### The request:
From the records below, extract all the text exactly and leave the images behind.

----

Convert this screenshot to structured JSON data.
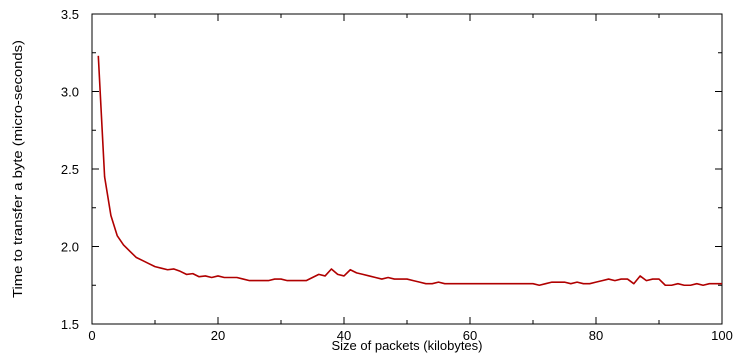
{
  "chart_data": {
    "type": "line",
    "title": "",
    "xlabel": "Size of packets (kilobytes)",
    "ylabel": "Time to transfer a byte (micro-seconds)",
    "xlim": [
      0,
      100
    ],
    "ylim": [
      1.5,
      3.5
    ],
    "xticks": [
      0,
      20,
      40,
      60,
      80,
      100
    ],
    "yticks": [
      1.5,
      2.0,
      2.5,
      3.0,
      3.5
    ],
    "xtick_labels": [
      "0",
      "20",
      "40",
      "60",
      "80",
      "100"
    ],
    "ytick_labels": [
      "1.5",
      "2.0",
      "2.5",
      "3.0",
      "3.5"
    ],
    "grid": false,
    "legend": "none",
    "series": [
      {
        "color": "#b00000",
        "x": [
          1,
          2,
          3,
          4,
          5,
          6,
          7,
          8,
          9,
          10,
          11,
          12,
          13,
          14,
          15,
          16,
          17,
          18,
          19,
          20,
          21,
          22,
          23,
          24,
          25,
          26,
          27,
          28,
          29,
          30,
          31,
          32,
          33,
          34,
          35,
          36,
          37,
          38,
          39,
          40,
          41,
          42,
          43,
          44,
          45,
          46,
          47,
          48,
          49,
          50,
          51,
          52,
          53,
          54,
          55,
          56,
          57,
          58,
          59,
          60,
          61,
          62,
          63,
          64,
          65,
          66,
          67,
          68,
          69,
          70,
          71,
          72,
          73,
          74,
          75,
          76,
          77,
          78,
          79,
          80,
          81,
          82,
          83,
          84,
          85,
          86,
          87,
          88,
          89,
          90,
          91,
          92,
          93,
          94,
          95,
          96,
          97,
          98,
          99,
          100
        ],
        "y": [
          3.23,
          2.45,
          2.2,
          2.07,
          2.01,
          1.97,
          1.93,
          1.91,
          1.89,
          1.87,
          1.86,
          1.85,
          1.855,
          1.84,
          1.82,
          1.825,
          1.805,
          1.81,
          1.8,
          1.81,
          1.8,
          1.8,
          1.8,
          1.79,
          1.78,
          1.78,
          1.78,
          1.78,
          1.79,
          1.79,
          1.78,
          1.78,
          1.78,
          1.78,
          1.8,
          1.82,
          1.81,
          1.855,
          1.82,
          1.81,
          1.85,
          1.83,
          1.82,
          1.81,
          1.8,
          1.79,
          1.8,
          1.79,
          1.79,
          1.79,
          1.78,
          1.77,
          1.76,
          1.76,
          1.77,
          1.76,
          1.76,
          1.76,
          1.76,
          1.76,
          1.76,
          1.76,
          1.76,
          1.76,
          1.76,
          1.76,
          1.76,
          1.76,
          1.76,
          1.76,
          1.75,
          1.76,
          1.77,
          1.77,
          1.77,
          1.76,
          1.77,
          1.76,
          1.76,
          1.77,
          1.78,
          1.79,
          1.78,
          1.79,
          1.79,
          1.76,
          1.81,
          1.78,
          1.79,
          1.79,
          1.75,
          1.75,
          1.76,
          1.75,
          1.75,
          1.76,
          1.75,
          1.76,
          1.76,
          1.76
        ]
      }
    ]
  }
}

----

### Output for this task:
Convert this screenshot to structured JSON data.
{
  "chart_data": {
    "type": "line",
    "title": "",
    "xlabel": "Size of packets (kilobytes)",
    "ylabel": "Time to transfer a byte (micro-seconds)",
    "xlim": [
      0,
      100
    ],
    "ylim": [
      1.5,
      3.5
    ],
    "xticks": [
      0,
      20,
      40,
      60,
      80,
      100
    ],
    "yticks": [
      1.5,
      2.0,
      2.5,
      3.0,
      3.5
    ],
    "xtick_labels": [
      "0",
      "20",
      "40",
      "60",
      "80",
      "100"
    ],
    "ytick_labels": [
      "1.5",
      "2.0",
      "2.5",
      "3.0",
      "3.5"
    ],
    "grid": false,
    "legend": "none",
    "series": [
      {
        "color": "#b00000",
        "x": [
          1,
          2,
          3,
          4,
          5,
          6,
          7,
          8,
          9,
          10,
          11,
          12,
          13,
          14,
          15,
          16,
          17,
          18,
          19,
          20,
          21,
          22,
          23,
          24,
          25,
          26,
          27,
          28,
          29,
          30,
          31,
          32,
          33,
          34,
          35,
          36,
          37,
          38,
          39,
          40,
          41,
          42,
          43,
          44,
          45,
          46,
          47,
          48,
          49,
          50,
          51,
          52,
          53,
          54,
          55,
          56,
          57,
          58,
          59,
          60,
          61,
          62,
          63,
          64,
          65,
          66,
          67,
          68,
          69,
          70,
          71,
          72,
          73,
          74,
          75,
          76,
          77,
          78,
          79,
          80,
          81,
          82,
          83,
          84,
          85,
          86,
          87,
          88,
          89,
          90,
          91,
          92,
          93,
          94,
          95,
          96,
          97,
          98,
          99,
          100
        ],
        "y": [
          3.23,
          2.45,
          2.2,
          2.07,
          2.01,
          1.97,
          1.93,
          1.91,
          1.89,
          1.87,
          1.86,
          1.85,
          1.855,
          1.84,
          1.82,
          1.825,
          1.805,
          1.81,
          1.8,
          1.81,
          1.8,
          1.8,
          1.8,
          1.79,
          1.78,
          1.78,
          1.78,
          1.78,
          1.79,
          1.79,
          1.78,
          1.78,
          1.78,
          1.78,
          1.8,
          1.82,
          1.81,
          1.855,
          1.82,
          1.81,
          1.85,
          1.83,
          1.82,
          1.81,
          1.8,
          1.79,
          1.8,
          1.79,
          1.79,
          1.79,
          1.78,
          1.77,
          1.76,
          1.76,
          1.77,
          1.76,
          1.76,
          1.76,
          1.76,
          1.76,
          1.76,
          1.76,
          1.76,
          1.76,
          1.76,
          1.76,
          1.76,
          1.76,
          1.76,
          1.76,
          1.75,
          1.76,
          1.77,
          1.77,
          1.77,
          1.76,
          1.77,
          1.76,
          1.76,
          1.77,
          1.78,
          1.79,
          1.78,
          1.79,
          1.79,
          1.76,
          1.81,
          1.78,
          1.79,
          1.79,
          1.75,
          1.75,
          1.76,
          1.75,
          1.75,
          1.76,
          1.75,
          1.76,
          1.76,
          1.76
        ]
      }
    ]
  }
}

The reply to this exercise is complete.